● **SET PROBLEM**
The listing below should be printed exactly, every line of it. Skip the pictures.

━━━━━ SUPPLIED RECORDS ━━━━━

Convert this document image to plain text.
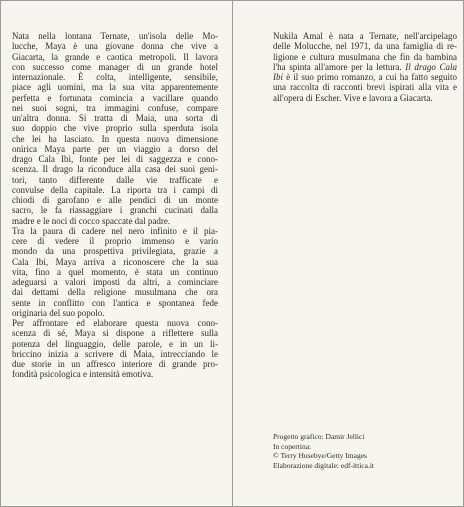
Nata nella lontana Ternate, un'isola delle Mo-
lucche, Maya è una giovane donna che vive a
Giacarta, la grande e caotica metropoli. Il lavora
con successo come manager di un grande hotel
internazionale. È colta, intelligente, sensibile,
piace agli uomini, ma la sua vita apparentemente
perfetta e fortunata comincia a vacillare quando
nei suoi sogni, tra immagini confuse, compare
un'altra donna. Si tratta di Maia, una sorta di
suo doppio che vive proprio sulla sperduta isola
che lei ha lasciato. In questa nuova dimensione
onirica Maya parte per un viaggio a dorso del
drago Cala Ibi, fonte per lei di saggezza e cono-
scenza. Il drago la riconduce alla casa dei suoi geni-
tori, tanto differente dalle vie trafficate e
convulse della capitale. La riporta tra i campi di
chiodi di garofano e alle pendici di un monte
sacro, le fa riassaggiare i granchi cucinati dalla
madre e le noci di cocco spaccate dal padre.
Tra la paura di cadere nel nero infinito e il pia-
cere di vedere il proprio immenso e vario
mondo da una prospettiva privilegiata, grazie a
Cala Ibi, Maya arriva a riconoscere che la sua
vita, fino a quel momento, è stata un continuo
adeguarsi a valori imposti da altri, a cominciare
dai dettami della religione musulmana che ora
sente in conflitto con l'antica e spontanea fede
originaria del suo popolo.
Per affrontare ed elaborare questa nuova cono-
scenza di sé, Maya si dispone a riflettere sulla
potenza del linguaggio, delle parole, e in un li-
briccino inizia a scrivere di Maia, intrecciando le
due storie in un affresco interiore di grande pro-
fondità psicologica e intensità emotiva.
Nukila Amal è nata a Ternate, nell'arcipelago
delle Molucche, nel 1971, da una famiglia di re-
ligione e cultura musulmana che fin da bambina
l'ha spinta all'amore per la lettura. Il drago Cala
Ibi è il suo primo romanzo, a cui ha fatto seguito
una raccolta di racconti brevi ispirati alla vita e
all'opera di Escher. Vive e lavora a Giacarta.
Progetto grafico: Damir Jellici
In copertina:
© Terry Husebye/Getty Images
Elaborazione digitale: edf-ittica.it
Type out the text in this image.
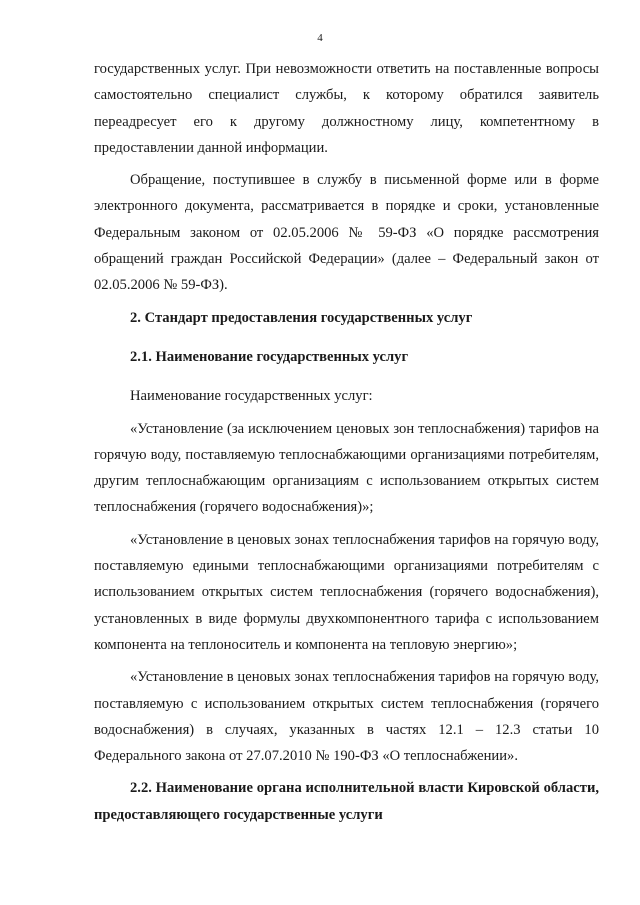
4

государственных услуг. При невозможности ответить на поставленные вопросы самостоятельно специалист службы, к которому обратился заявитель переадресует его к другому должностному лицу, компетентному в предоставлении данной информации.

Обращение, поступившее в службу в письменной форме или в форме электронного документа, рассматривается в порядке и сроки, установленные Федеральным законом от 02.05.2006 № 59-ФЗ «О порядке рассмотрения обращений граждан Российской Федерации» (далее – Федеральный закон от 02.05.2006 № 59-ФЗ).

2. Стандарт предоставления государственных услуг
2.1. Наименование государственных услуг

Наименование государственных услуг:

«Установление (за исключением ценовых зон теплоснабжения) тарифов на горячую воду, поставляемую теплоснабжающими организациями потребителям, другим теплоснабжающим организациям с использованием открытых систем теплоснабжения (горячего водоснабжения)»;

«Установление в ценовых зонах теплоснабжения тарифов на горячую воду, поставляемую едиными теплоснабжающими организациями потребителям с использованием открытых систем теплоснабжения (горячего водоснабжения), установленных в виде формулы двухкомпонентного тарифа с использованием компонента на теплоноситель и компонента на тепловую энергию»;

«Установление в ценовых зонах теплоснабжения тарифов на горячую воду, поставляемую с использованием открытых систем теплоснабжения (горячего водоснабжения) в случаях, указанных в частях 12.1 – 12.3 статьи 10 Федерального закона от 27.07.2010 № 190-ФЗ «О теплоснабжении».

2.2. Наименование органа исполнительной власти Кировской области, предоставляющего государственные услуги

━━━━━

● **RESULT OF THIS TASK**
Convert this document image to plain text.
Nata nella lontana Ternate, un'isola delle Mo-
lucche, Maya è una giovane donna che vive a
Giacarta, la grande e caotica metropoli. Il lavora
con successo come manager di un grande hotel
internazionale. È colta, intelligente, sensibile,
piace agli uomini, ma la sua vita apparentemente
perfetta e fortunata comincia a vacillare quando
nei suoi sogni, tra immagini confuse, compare
un'altra donna. Si tratta di Maia, una sorta di
suo doppio che vive proprio sulla sperduta isola
che lei ha lasciato. In questa nuova dimensione
onirica Maya parte per un viaggio a dorso del
drago Cala Ibi, fonte per lei di saggezza e cono-
scenza. Il drago la riconduce alla casa dei suoi geni-
tori, tanto differente dalle vie trafficate e
convulse della capitale. La riporta tra i campi di
chiodi di garofano e alle pendici di un monte
sacro, le fa riassaggiare i granchi cucinati dalla
madre e le noci di cocco spaccate dal padre.
Tra la paura di cadere nel nero infinito e il pia-
cere di vedere il proprio immenso e vario
mondo da una prospettiva privilegiata, grazie a
Cala Ibi, Maya arriva a riconoscere che la sua
vita, fino a quel momento, è stata un continuo
adeguarsi a valori imposti da altri, a cominciare
dai dettami della religione musulmana che ora
sente in conflitto con l'antica e spontanea fede
originaria del suo popolo.
Per affrontare ed elaborare questa nuova cono-
scenza di sé, Maya si dispone a riflettere sulla
potenza del linguaggio, delle parole, e in un li-
briccino inizia a scrivere di Maia, intrecciando le
due storie in un affresco interiore di grande pro-
fondità psicologica e intensità emotiva.
Nukila Amal è nata a Ternate, nell'arcipelago
delle Molucche, nel 1971, da una famiglia di re-
ligione e cultura musulmana che fin da bambina
l'ha spinta all'amore per la lettura. Il drago Cala
Ibi è il suo primo romanzo, a cui ha fatto seguito
una raccolta di racconti brevi ispirati alla vita e
all'opera di Escher. Vive e lavora a Giacarta.
Progetto grafico: Damir Jellici
In copertina:
© Terry Husebye/Getty Images
Elaborazione digitale: edf-ittica.it
Type out the text in this image.
4

государственных услуг. При невозможности ответить на поставленные вопросы самостоятельно специалист службы, к которому обратился заявитель переадресует его к другому должностному лицу, компетентному в предоставлении данной информации.

Обращение, поступившее в службу в письменной форме или в форме электронного документа, рассматривается в порядке и сроки, установленные Федеральным законом от 02.05.2006 № 59-ФЗ «О порядке рассмотрения обращений граждан Российской Федерации» (далее – Федеральный закон от 02.05.2006 № 59-ФЗ).

2. Стандарт предоставления государственных услуг
2.1. Наименование государственных услуг

Наименование государственных услуг:

«Установление (за исключением ценовых зон теплоснабжения) тарифов на горячую воду, поставляемую теплоснабжающими организациями потребителям, другим теплоснабжающим организациям с использованием открытых систем теплоснабжения (горячего водоснабжения)»;

«Установление в ценовых зонах теплоснабжения тарифов на горячую воду, поставляемую едиными теплоснабжающими организациями потребителям с использованием открытых систем теплоснабжения (горячего водоснабжения), установленных в виде формулы двухкомпонентного тарифа с использованием компонента на теплоноситель и компонента на тепловую энергию»;

«Установление в ценовых зонах теплоснабжения тарифов на горячую воду, поставляемую с использованием открытых систем теплоснабжения (горячего водоснабжения) в случаях, указанных в частях 12.1 – 12.3 статьи 10 Федерального закона от 27.07.2010 № 190-ФЗ «О теплоснабжении».

2.2. Наименование органа исполнительной власти Кировской области, предоставляющего государственные услуги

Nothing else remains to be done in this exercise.